Set exercise: Every record below should be printed exactly as it appears.

Material:

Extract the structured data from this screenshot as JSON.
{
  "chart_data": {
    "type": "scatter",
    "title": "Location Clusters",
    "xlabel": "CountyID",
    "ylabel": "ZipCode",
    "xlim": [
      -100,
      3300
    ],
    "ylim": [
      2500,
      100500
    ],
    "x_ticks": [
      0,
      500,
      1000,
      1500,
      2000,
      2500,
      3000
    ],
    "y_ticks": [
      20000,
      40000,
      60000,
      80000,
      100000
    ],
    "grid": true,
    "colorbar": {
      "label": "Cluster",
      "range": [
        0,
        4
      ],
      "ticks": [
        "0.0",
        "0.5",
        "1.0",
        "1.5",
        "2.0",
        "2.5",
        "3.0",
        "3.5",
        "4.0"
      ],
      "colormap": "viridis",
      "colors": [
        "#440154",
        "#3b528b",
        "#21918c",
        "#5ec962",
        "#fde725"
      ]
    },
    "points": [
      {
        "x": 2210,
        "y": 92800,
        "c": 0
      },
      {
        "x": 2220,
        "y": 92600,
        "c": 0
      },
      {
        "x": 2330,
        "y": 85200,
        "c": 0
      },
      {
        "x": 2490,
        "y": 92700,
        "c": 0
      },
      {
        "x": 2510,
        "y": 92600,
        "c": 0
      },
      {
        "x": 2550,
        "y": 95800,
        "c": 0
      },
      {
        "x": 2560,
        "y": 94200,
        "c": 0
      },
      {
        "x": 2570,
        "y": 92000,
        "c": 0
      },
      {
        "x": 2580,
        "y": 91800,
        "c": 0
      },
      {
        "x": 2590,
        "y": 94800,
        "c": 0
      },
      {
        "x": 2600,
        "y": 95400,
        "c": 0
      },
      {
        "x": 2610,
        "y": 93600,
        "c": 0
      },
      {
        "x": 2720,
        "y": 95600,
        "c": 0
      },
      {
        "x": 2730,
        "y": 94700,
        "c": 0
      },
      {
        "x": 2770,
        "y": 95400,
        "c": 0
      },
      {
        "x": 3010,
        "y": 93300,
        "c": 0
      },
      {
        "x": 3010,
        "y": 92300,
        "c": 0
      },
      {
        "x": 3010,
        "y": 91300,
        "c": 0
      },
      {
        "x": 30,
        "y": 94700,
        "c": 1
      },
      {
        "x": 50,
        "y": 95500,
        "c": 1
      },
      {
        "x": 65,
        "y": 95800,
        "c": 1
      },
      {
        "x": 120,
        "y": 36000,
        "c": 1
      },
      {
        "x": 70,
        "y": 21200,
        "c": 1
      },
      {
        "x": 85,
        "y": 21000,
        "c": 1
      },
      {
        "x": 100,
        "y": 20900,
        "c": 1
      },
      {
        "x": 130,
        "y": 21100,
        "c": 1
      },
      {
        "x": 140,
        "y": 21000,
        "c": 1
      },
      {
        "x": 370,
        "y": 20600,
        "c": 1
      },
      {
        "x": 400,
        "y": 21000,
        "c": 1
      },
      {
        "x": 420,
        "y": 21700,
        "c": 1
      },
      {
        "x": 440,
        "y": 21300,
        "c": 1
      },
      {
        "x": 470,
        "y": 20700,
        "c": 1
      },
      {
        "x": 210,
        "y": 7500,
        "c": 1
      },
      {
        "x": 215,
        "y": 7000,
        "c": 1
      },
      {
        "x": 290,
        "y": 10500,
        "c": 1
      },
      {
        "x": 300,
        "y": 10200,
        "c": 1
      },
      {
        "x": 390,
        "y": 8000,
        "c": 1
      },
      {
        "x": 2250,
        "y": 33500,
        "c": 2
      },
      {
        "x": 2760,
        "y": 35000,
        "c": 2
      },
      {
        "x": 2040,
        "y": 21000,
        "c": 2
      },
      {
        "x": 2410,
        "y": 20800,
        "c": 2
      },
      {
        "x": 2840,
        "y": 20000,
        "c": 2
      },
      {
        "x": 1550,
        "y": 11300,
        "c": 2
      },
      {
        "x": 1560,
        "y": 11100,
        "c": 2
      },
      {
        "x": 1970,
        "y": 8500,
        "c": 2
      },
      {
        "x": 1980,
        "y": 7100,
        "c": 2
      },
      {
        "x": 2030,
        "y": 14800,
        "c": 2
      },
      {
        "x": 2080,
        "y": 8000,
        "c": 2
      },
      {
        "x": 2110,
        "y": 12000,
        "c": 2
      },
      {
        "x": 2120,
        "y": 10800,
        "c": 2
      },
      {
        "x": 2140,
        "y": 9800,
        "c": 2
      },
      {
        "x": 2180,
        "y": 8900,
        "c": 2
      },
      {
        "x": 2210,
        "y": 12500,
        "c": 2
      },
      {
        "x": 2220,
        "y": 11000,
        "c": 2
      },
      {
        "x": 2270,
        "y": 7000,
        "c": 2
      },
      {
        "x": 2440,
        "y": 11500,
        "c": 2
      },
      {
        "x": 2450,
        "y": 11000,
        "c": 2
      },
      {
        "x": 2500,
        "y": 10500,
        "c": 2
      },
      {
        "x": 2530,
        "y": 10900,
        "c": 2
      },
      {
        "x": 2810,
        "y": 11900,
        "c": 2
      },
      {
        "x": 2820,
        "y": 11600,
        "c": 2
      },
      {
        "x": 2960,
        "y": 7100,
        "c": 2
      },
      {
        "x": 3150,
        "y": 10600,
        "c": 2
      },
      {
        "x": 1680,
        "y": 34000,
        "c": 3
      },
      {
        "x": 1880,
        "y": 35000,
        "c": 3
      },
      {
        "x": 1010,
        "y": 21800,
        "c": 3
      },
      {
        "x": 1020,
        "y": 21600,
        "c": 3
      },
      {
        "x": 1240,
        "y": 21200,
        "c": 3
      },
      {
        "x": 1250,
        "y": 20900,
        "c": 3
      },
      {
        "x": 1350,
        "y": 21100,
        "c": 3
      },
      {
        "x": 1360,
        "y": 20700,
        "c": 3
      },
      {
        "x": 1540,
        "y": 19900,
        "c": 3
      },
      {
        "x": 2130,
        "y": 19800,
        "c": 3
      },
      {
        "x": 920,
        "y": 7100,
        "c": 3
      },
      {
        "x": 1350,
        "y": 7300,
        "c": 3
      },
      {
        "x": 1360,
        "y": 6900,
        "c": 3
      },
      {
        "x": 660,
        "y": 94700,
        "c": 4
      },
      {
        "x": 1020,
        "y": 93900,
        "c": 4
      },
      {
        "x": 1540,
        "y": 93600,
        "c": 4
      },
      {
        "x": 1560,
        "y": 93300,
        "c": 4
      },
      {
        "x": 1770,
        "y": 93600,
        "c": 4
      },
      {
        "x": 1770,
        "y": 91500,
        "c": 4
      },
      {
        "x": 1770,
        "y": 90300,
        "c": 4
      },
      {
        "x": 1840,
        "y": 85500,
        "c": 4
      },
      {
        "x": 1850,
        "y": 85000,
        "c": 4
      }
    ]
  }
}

Solution to this problem:
Extract the structured data from this screenshot as JSON.
{
  "chart_data": {
    "type": "scatter",
    "title": "Location Clusters",
    "xlabel": "CountyID",
    "ylabel": "ZipCode",
    "xlim": [
      -100,
      3300
    ],
    "ylim": [
      2500,
      100500
    ],
    "x_ticks": [
      0,
      500,
      1000,
      1500,
      2000,
      2500,
      3000
    ],
    "y_ticks": [
      20000,
      40000,
      60000,
      80000,
      100000
    ],
    "grid": true,
    "colorbar": {
      "label": "Cluster",
      "range": [
        0,
        4
      ],
      "ticks": [
        "0.0",
        "0.5",
        "1.0",
        "1.5",
        "2.0",
        "2.5",
        "3.0",
        "3.5",
        "4.0"
      ],
      "colormap": "viridis",
      "colors": [
        "#440154",
        "#3b528b",
        "#21918c",
        "#5ec962",
        "#fde725"
      ]
    },
    "points": [
      {
        "x": 2210,
        "y": 92800,
        "c": 0
      },
      {
        "x": 2220,
        "y": 92600,
        "c": 0
      },
      {
        "x": 2330,
        "y": 85200,
        "c": 0
      },
      {
        "x": 2490,
        "y": 92700,
        "c": 0
      },
      {
        "x": 2510,
        "y": 92600,
        "c": 0
      },
      {
        "x": 2550,
        "y": 95800,
        "c": 0
      },
      {
        "x": 2560,
        "y": 94200,
        "c": 0
      },
      {
        "x": 2570,
        "y": 92000,
        "c": 0
      },
      {
        "x": 2580,
        "y": 91800,
        "c": 0
      },
      {
        "x": 2590,
        "y": 94800,
        "c": 0
      },
      {
        "x": 2600,
        "y": 95400,
        "c": 0
      },
      {
        "x": 2610,
        "y": 93600,
        "c": 0
      },
      {
        "x": 2720,
        "y": 95600,
        "c": 0
      },
      {
        "x": 2730,
        "y": 94700,
        "c": 0
      },
      {
        "x": 2770,
        "y": 95400,
        "c": 0
      },
      {
        "x": 3010,
        "y": 93300,
        "c": 0
      },
      {
        "x": 3010,
        "y": 92300,
        "c": 0
      },
      {
        "x": 3010,
        "y": 91300,
        "c": 0
      },
      {
        "x": 30,
        "y": 94700,
        "c": 1
      },
      {
        "x": 50,
        "y": 95500,
        "c": 1
      },
      {
        "x": 65,
        "y": 95800,
        "c": 1
      },
      {
        "x": 120,
        "y": 36000,
        "c": 1
      },
      {
        "x": 70,
        "y": 21200,
        "c": 1
      },
      {
        "x": 85,
        "y": 21000,
        "c": 1
      },
      {
        "x": 100,
        "y": 20900,
        "c": 1
      },
      {
        "x": 130,
        "y": 21100,
        "c": 1
      },
      {
        "x": 140,
        "y": 21000,
        "c": 1
      },
      {
        "x": 370,
        "y": 20600,
        "c": 1
      },
      {
        "x": 400,
        "y": 21000,
        "c": 1
      },
      {
        "x": 420,
        "y": 21700,
        "c": 1
      },
      {
        "x": 440,
        "y": 21300,
        "c": 1
      },
      {
        "x": 470,
        "y": 20700,
        "c": 1
      },
      {
        "x": 210,
        "y": 7500,
        "c": 1
      },
      {
        "x": 215,
        "y": 7000,
        "c": 1
      },
      {
        "x": 290,
        "y": 10500,
        "c": 1
      },
      {
        "x": 300,
        "y": 10200,
        "c": 1
      },
      {
        "x": 390,
        "y": 8000,
        "c": 1
      },
      {
        "x": 2250,
        "y": 33500,
        "c": 2
      },
      {
        "x": 2760,
        "y": 35000,
        "c": 2
      },
      {
        "x": 2040,
        "y": 21000,
        "c": 2
      },
      {
        "x": 2410,
        "y": 20800,
        "c": 2
      },
      {
        "x": 2840,
        "y": 20000,
        "c": 2
      },
      {
        "x": 1550,
        "y": 11300,
        "c": 2
      },
      {
        "x": 1560,
        "y": 11100,
        "c": 2
      },
      {
        "x": 1970,
        "y": 8500,
        "c": 2
      },
      {
        "x": 1980,
        "y": 7100,
        "c": 2
      },
      {
        "x": 2030,
        "y": 14800,
        "c": 2
      },
      {
        "x": 2080,
        "y": 8000,
        "c": 2
      },
      {
        "x": 2110,
        "y": 12000,
        "c": 2
      },
      {
        "x": 2120,
        "y": 10800,
        "c": 2
      },
      {
        "x": 2140,
        "y": 9800,
        "c": 2
      },
      {
        "x": 2180,
        "y": 8900,
        "c": 2
      },
      {
        "x": 2210,
        "y": 12500,
        "c": 2
      },
      {
        "x": 2220,
        "y": 11000,
        "c": 2
      },
      {
        "x": 2270,
        "y": 7000,
        "c": 2
      },
      {
        "x": 2440,
        "y": 11500,
        "c": 2
      },
      {
        "x": 2450,
        "y": 11000,
        "c": 2
      },
      {
        "x": 2500,
        "y": 10500,
        "c": 2
      },
      {
        "x": 2530,
        "y": 10900,
        "c": 2
      },
      {
        "x": 2810,
        "y": 11900,
        "c": 2
      },
      {
        "x": 2820,
        "y": 11600,
        "c": 2
      },
      {
        "x": 2960,
        "y": 7100,
        "c": 2
      },
      {
        "x": 3150,
        "y": 10600,
        "c": 2
      },
      {
        "x": 1680,
        "y": 34000,
        "c": 3
      },
      {
        "x": 1880,
        "y": 35000,
        "c": 3
      },
      {
        "x": 1010,
        "y": 21800,
        "c": 3
      },
      {
        "x": 1020,
        "y": 21600,
        "c": 3
      },
      {
        "x": 1240,
        "y": 21200,
        "c": 3
      },
      {
        "x": 1250,
        "y": 20900,
        "c": 3
      },
      {
        "x": 1350,
        "y": 21100,
        "c": 3
      },
      {
        "x": 1360,
        "y": 20700,
        "c": 3
      },
      {
        "x": 1540,
        "y": 19900,
        "c": 3
      },
      {
        "x": 2130,
        "y": 19800,
        "c": 3
      },
      {
        "x": 920,
        "y": 7100,
        "c": 3
      },
      {
        "x": 1350,
        "y": 7300,
        "c": 3
      },
      {
        "x": 1360,
        "y": 6900,
        "c": 3
      },
      {
        "x": 660,
        "y": 94700,
        "c": 4
      },
      {
        "x": 1020,
        "y": 93900,
        "c": 4
      },
      {
        "x": 1540,
        "y": 93600,
        "c": 4
      },
      {
        "x": 1560,
        "y": 93300,
        "c": 4
      },
      {
        "x": 1770,
        "y": 93600,
        "c": 4
      },
      {
        "x": 1770,
        "y": 91500,
        "c": 4
      },
      {
        "x": 1770,
        "y": 90300,
        "c": 4
      },
      {
        "x": 1840,
        "y": 85500,
        "c": 4
      },
      {
        "x": 1850,
        "y": 85000,
        "c": 4
      }
    ]
  }
}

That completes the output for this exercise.